Prompt - Find every line in the entries that contains the string "header", matching case exactly, and copy each of those lines.

---*---

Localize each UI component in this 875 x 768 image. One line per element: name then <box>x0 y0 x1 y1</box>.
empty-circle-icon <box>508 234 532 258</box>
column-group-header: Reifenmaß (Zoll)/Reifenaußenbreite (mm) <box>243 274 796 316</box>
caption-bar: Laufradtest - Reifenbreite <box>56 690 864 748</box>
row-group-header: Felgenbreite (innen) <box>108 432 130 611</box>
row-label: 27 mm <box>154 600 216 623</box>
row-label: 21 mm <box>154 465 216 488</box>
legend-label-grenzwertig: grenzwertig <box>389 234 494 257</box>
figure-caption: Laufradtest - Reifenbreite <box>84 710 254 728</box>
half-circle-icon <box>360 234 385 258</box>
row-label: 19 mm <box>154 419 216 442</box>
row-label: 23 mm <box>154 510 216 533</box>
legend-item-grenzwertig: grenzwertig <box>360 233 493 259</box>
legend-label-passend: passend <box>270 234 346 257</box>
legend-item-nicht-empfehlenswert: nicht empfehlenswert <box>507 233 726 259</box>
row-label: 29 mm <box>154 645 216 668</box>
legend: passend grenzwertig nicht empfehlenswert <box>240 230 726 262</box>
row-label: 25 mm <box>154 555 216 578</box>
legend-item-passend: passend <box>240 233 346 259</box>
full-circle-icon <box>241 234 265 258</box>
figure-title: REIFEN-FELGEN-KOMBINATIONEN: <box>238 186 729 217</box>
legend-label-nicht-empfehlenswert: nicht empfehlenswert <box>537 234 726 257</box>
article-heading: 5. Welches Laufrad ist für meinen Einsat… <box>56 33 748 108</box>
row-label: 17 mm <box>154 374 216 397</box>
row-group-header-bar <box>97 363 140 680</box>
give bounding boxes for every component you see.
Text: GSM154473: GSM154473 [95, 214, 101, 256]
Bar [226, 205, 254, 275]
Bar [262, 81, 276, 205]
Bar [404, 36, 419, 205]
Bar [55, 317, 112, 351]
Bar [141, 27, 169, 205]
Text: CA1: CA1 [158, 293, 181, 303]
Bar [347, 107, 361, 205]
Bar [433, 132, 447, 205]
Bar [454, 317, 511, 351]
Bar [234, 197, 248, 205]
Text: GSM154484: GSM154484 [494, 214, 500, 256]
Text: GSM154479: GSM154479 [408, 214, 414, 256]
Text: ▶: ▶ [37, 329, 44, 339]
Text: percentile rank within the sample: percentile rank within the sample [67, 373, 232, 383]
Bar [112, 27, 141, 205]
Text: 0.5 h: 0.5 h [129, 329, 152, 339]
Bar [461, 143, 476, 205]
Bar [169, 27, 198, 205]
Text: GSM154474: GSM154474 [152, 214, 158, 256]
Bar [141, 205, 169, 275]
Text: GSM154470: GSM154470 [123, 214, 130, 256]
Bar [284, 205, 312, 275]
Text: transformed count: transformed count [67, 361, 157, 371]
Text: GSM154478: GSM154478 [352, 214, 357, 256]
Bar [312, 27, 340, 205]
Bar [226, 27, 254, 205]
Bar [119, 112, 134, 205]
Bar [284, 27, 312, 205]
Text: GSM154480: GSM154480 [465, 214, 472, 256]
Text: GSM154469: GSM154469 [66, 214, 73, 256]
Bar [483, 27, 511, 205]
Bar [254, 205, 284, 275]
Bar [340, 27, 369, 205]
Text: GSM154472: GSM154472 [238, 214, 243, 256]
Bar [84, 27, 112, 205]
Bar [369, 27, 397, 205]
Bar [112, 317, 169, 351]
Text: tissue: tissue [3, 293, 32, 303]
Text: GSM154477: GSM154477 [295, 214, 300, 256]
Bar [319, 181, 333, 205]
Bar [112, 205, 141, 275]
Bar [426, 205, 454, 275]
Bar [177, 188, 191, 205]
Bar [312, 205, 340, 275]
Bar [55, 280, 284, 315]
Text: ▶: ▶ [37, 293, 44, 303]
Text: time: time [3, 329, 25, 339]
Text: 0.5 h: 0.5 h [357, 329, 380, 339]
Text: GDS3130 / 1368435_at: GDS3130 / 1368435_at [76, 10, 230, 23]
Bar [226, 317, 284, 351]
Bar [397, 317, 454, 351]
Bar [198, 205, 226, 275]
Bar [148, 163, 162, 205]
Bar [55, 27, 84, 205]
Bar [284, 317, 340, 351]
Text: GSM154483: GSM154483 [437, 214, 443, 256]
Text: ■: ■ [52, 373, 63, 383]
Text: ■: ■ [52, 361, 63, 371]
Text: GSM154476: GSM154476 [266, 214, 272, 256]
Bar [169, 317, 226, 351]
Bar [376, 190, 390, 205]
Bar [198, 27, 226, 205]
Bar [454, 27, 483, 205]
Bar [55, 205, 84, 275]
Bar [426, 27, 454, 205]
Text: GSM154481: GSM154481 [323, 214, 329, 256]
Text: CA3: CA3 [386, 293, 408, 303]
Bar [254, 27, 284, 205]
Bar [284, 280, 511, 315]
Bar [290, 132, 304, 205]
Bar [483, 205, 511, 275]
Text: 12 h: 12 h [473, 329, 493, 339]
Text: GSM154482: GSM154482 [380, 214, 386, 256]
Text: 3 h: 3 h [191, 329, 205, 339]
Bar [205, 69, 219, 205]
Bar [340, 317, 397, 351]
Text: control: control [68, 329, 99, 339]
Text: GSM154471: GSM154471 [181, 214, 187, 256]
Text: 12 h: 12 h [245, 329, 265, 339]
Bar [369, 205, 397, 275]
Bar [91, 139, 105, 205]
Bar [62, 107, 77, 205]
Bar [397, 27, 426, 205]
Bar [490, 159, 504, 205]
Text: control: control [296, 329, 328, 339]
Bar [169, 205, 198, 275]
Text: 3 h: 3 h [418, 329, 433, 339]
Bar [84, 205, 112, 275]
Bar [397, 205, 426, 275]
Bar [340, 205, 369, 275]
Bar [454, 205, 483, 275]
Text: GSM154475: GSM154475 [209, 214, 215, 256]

---*---

Answer below -
column-group-header: Reifenmaß (Zoll)/Reifenaußenbreite (mm) <box>243 274 796 316</box>
row-group-header: Felgenbreite (innen) <box>108 432 130 611</box>
row-group-header-bar <box>97 363 140 680</box>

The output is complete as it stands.